## BEGIN Dataset records

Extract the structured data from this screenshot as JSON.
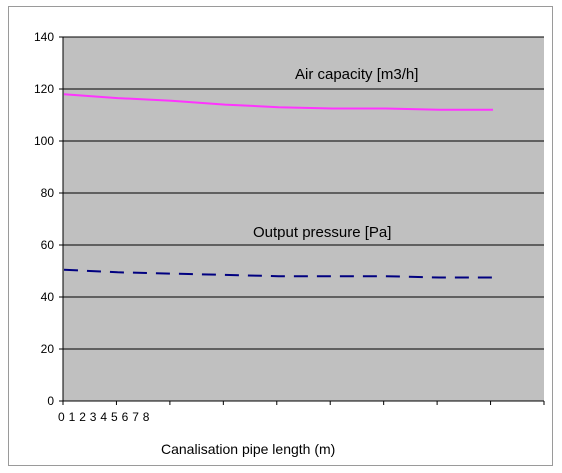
{
  "chart_data": {
    "type": "line",
    "title": "",
    "xlabel": "Canalisation pipe length (m)",
    "ylabel": "",
    "ylim": [
      0,
      140
    ],
    "yticks": [
      0,
      20,
      40,
      60,
      80,
      100,
      120,
      140
    ],
    "x_tick_labels": [
      "0",
      "1",
      "2",
      "3",
      "4",
      "5",
      "6",
      "7",
      "8"
    ],
    "grid": true,
    "legend": "none",
    "plot_background": "#c0c0c0",
    "annotations": [
      {
        "text": "Air capacity  [m3/h]",
        "series": "air"
      },
      {
        "text": "Output pressure [Pa]",
        "series": "pressure"
      }
    ],
    "series": [
      {
        "id": "air",
        "color": "#ff33ff",
        "style": "solid",
        "x": [
          0,
          1,
          2,
          3,
          4,
          5,
          6,
          7,
          8
        ],
        "values": [
          118,
          116.5,
          115.5,
          114,
          113,
          112.5,
          112.5,
          112,
          112
        ]
      },
      {
        "id": "pressure",
        "color": "#000080",
        "style": "dashed",
        "x": [
          0,
          1,
          2,
          3,
          4,
          5,
          6,
          7,
          8
        ],
        "values": [
          50.5,
          49.5,
          49,
          48.5,
          48,
          48,
          48,
          47.5,
          47.5
        ]
      }
    ]
  }
}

## END Dataset records

-- The exercise --
Give all the lines above again, character for character, without pictures.

-- Answer below --
Extract the structured data from this screenshot as JSON.
{
  "chart_data": {
    "type": "line",
    "title": "",
    "xlabel": "Canalisation pipe length (m)",
    "ylabel": "",
    "ylim": [
      0,
      140
    ],
    "yticks": [
      0,
      20,
      40,
      60,
      80,
      100,
      120,
      140
    ],
    "x_tick_labels": [
      "0",
      "1",
      "2",
      "3",
      "4",
      "5",
      "6",
      "7",
      "8"
    ],
    "grid": true,
    "legend": "none",
    "plot_background": "#c0c0c0",
    "annotations": [
      {
        "text": "Air capacity  [m3/h]",
        "series": "air"
      },
      {
        "text": "Output pressure [Pa]",
        "series": "pressure"
      }
    ],
    "series": [
      {
        "id": "air",
        "color": "#ff33ff",
        "style": "solid",
        "x": [
          0,
          1,
          2,
          3,
          4,
          5,
          6,
          7,
          8
        ],
        "values": [
          118,
          116.5,
          115.5,
          114,
          113,
          112.5,
          112.5,
          112,
          112
        ]
      },
      {
        "id": "pressure",
        "color": "#000080",
        "style": "dashed",
        "x": [
          0,
          1,
          2,
          3,
          4,
          5,
          6,
          7,
          8
        ],
        "values": [
          50.5,
          49.5,
          49,
          48.5,
          48,
          48,
          48,
          47.5,
          47.5
        ]
      }
    ]
  }
}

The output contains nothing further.